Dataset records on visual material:

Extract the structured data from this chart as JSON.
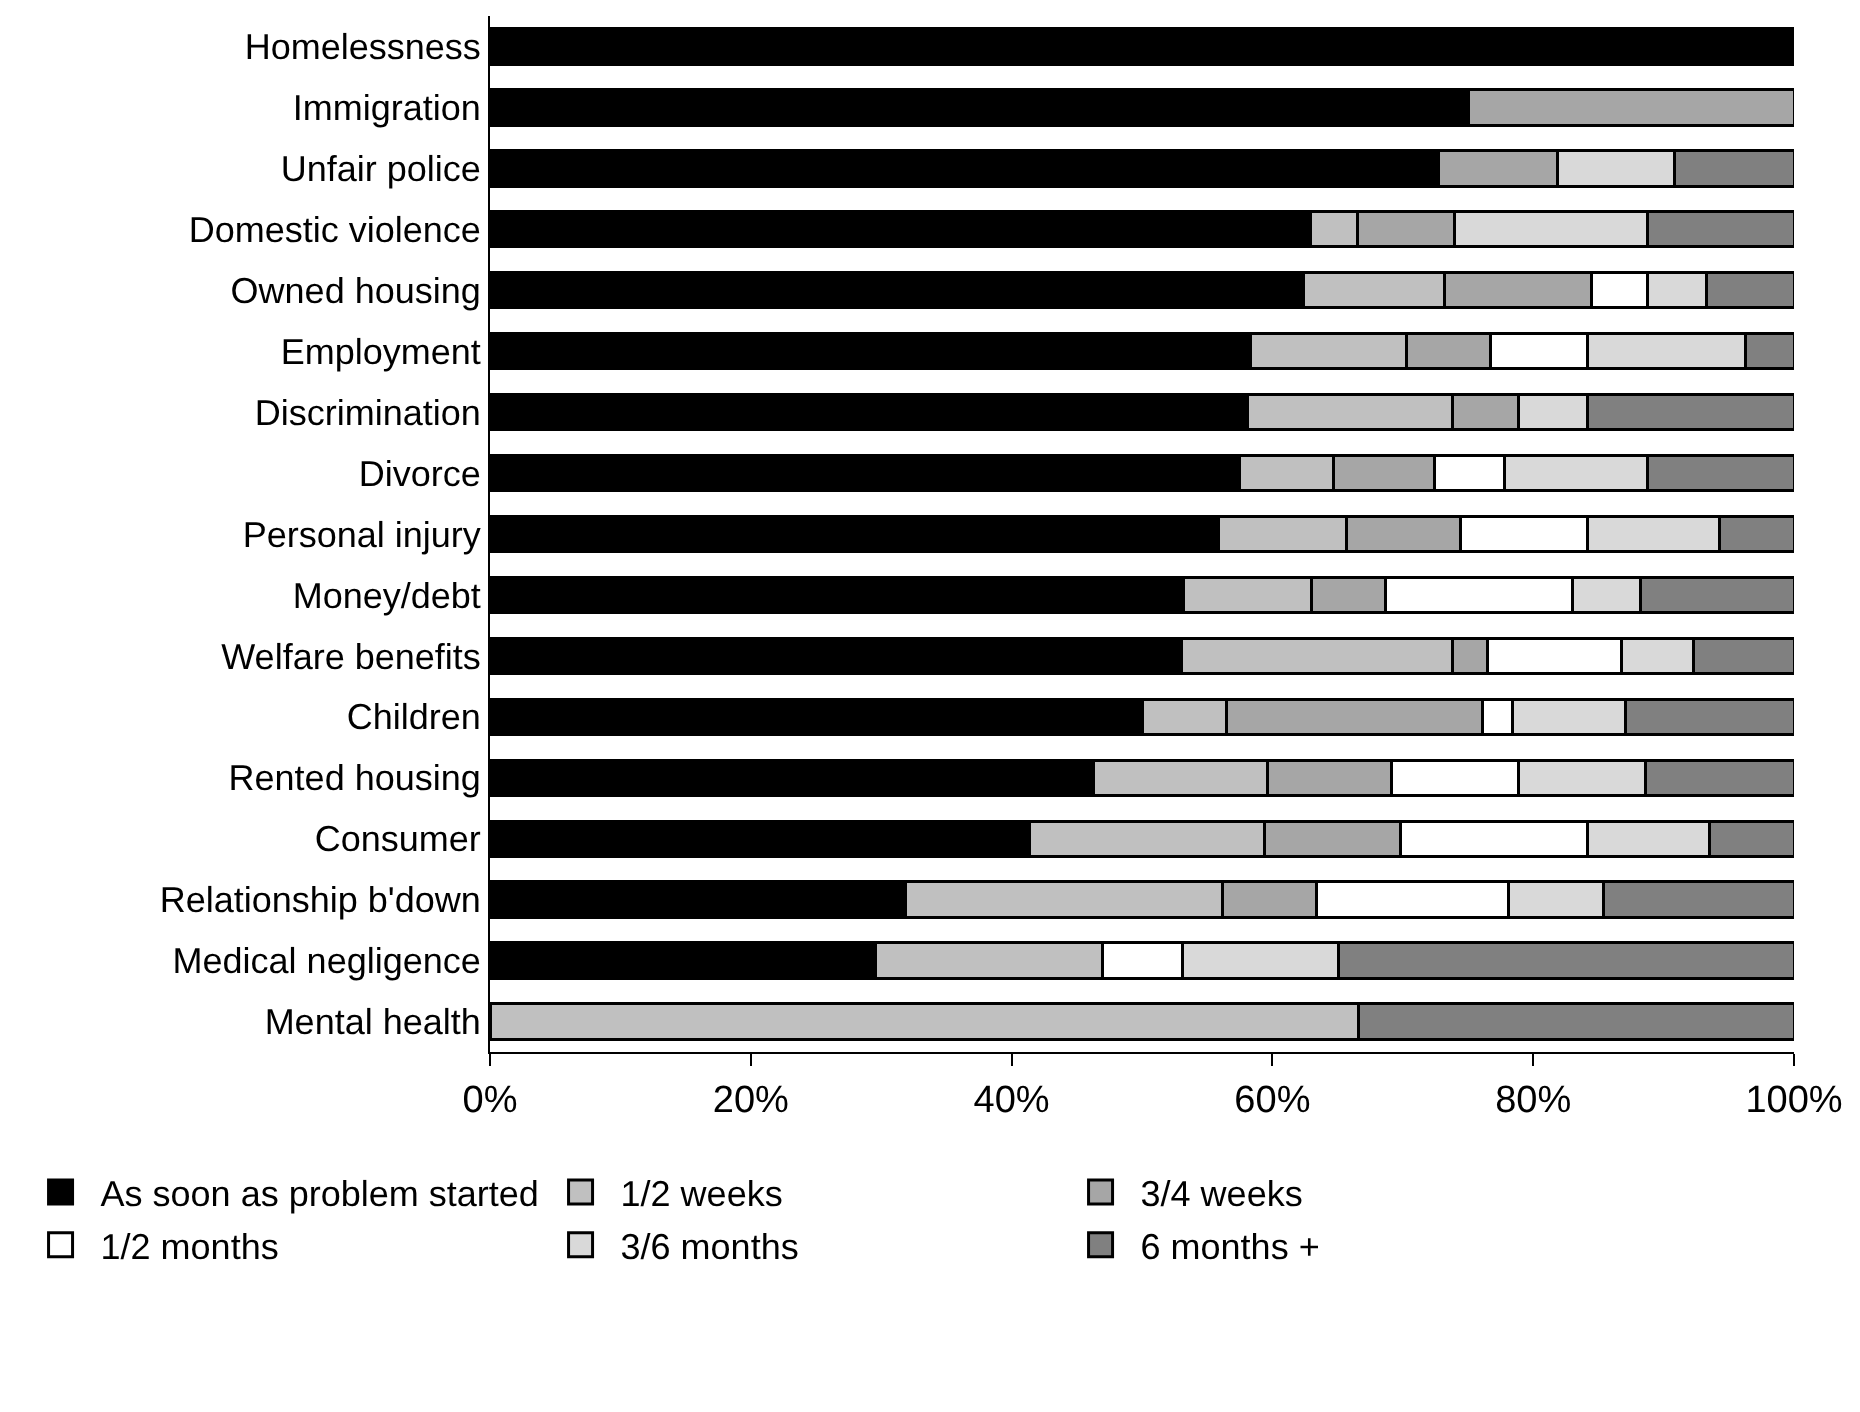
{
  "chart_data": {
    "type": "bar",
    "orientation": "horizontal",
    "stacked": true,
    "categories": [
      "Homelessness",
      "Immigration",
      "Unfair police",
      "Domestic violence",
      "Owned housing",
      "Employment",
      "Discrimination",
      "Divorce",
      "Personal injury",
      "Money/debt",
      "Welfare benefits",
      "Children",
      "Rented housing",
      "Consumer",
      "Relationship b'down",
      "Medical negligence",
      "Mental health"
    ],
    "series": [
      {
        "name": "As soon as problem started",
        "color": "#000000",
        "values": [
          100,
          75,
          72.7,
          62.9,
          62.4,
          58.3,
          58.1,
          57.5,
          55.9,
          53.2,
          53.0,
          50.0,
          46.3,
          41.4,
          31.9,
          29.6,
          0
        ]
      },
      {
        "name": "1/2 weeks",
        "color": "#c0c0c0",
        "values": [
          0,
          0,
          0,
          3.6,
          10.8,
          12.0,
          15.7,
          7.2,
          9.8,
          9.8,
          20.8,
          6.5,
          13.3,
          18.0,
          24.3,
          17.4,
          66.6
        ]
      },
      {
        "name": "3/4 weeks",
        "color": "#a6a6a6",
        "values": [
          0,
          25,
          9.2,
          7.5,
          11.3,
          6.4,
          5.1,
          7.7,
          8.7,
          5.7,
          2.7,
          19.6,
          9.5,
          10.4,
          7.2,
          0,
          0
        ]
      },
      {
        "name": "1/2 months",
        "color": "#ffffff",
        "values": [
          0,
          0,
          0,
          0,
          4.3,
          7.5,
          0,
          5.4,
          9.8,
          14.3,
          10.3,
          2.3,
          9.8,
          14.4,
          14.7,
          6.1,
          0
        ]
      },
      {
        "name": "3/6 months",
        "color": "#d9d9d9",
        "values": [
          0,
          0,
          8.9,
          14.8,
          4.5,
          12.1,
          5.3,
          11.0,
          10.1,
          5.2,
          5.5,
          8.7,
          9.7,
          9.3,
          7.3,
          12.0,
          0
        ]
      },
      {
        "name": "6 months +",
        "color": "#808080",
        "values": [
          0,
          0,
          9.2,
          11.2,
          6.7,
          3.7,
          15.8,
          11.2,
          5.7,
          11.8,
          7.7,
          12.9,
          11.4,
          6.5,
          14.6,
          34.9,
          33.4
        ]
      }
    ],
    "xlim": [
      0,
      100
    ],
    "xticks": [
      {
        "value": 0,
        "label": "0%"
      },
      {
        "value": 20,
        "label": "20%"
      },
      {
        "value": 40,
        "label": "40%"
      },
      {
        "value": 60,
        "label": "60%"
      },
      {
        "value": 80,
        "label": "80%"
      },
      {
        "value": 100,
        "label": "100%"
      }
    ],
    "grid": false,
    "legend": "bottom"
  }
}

**Exercise requirements**
Return all of the data exactly as written, and drop the pictures.

**Worked answer**
Extract the structured data from this chart as JSON.
{
  "chart_data": {
    "type": "bar",
    "orientation": "horizontal",
    "stacked": true,
    "categories": [
      "Homelessness",
      "Immigration",
      "Unfair police",
      "Domestic violence",
      "Owned housing",
      "Employment",
      "Discrimination",
      "Divorce",
      "Personal injury",
      "Money/debt",
      "Welfare benefits",
      "Children",
      "Rented housing",
      "Consumer",
      "Relationship b'down",
      "Medical negligence",
      "Mental health"
    ],
    "series": [
      {
        "name": "As soon as problem started",
        "color": "#000000",
        "values": [
          100,
          75,
          72.7,
          62.9,
          62.4,
          58.3,
          58.1,
          57.5,
          55.9,
          53.2,
          53.0,
          50.0,
          46.3,
          41.4,
          31.9,
          29.6,
          0
        ]
      },
      {
        "name": "1/2 weeks",
        "color": "#c0c0c0",
        "values": [
          0,
          0,
          0,
          3.6,
          10.8,
          12.0,
          15.7,
          7.2,
          9.8,
          9.8,
          20.8,
          6.5,
          13.3,
          18.0,
          24.3,
          17.4,
          66.6
        ]
      },
      {
        "name": "3/4 weeks",
        "color": "#a6a6a6",
        "values": [
          0,
          25,
          9.2,
          7.5,
          11.3,
          6.4,
          5.1,
          7.7,
          8.7,
          5.7,
          2.7,
          19.6,
          9.5,
          10.4,
          7.2,
          0,
          0
        ]
      },
      {
        "name": "1/2 months",
        "color": "#ffffff",
        "values": [
          0,
          0,
          0,
          0,
          4.3,
          7.5,
          0,
          5.4,
          9.8,
          14.3,
          10.3,
          2.3,
          9.8,
          14.4,
          14.7,
          6.1,
          0
        ]
      },
      {
        "name": "3/6 months",
        "color": "#d9d9d9",
        "values": [
          0,
          0,
          8.9,
          14.8,
          4.5,
          12.1,
          5.3,
          11.0,
          10.1,
          5.2,
          5.5,
          8.7,
          9.7,
          9.3,
          7.3,
          12.0,
          0
        ]
      },
      {
        "name": "6 months +",
        "color": "#808080",
        "values": [
          0,
          0,
          9.2,
          11.2,
          6.7,
          3.7,
          15.8,
          11.2,
          5.7,
          11.8,
          7.7,
          12.9,
          11.4,
          6.5,
          14.6,
          34.9,
          33.4
        ]
      }
    ],
    "xlim": [
      0,
      100
    ],
    "xticks": [
      {
        "value": 0,
        "label": "0%"
      },
      {
        "value": 20,
        "label": "20%"
      },
      {
        "value": 40,
        "label": "40%"
      },
      {
        "value": 60,
        "label": "60%"
      },
      {
        "value": 80,
        "label": "80%"
      },
      {
        "value": 100,
        "label": "100%"
      }
    ],
    "grid": false,
    "legend": "bottom"
  }
}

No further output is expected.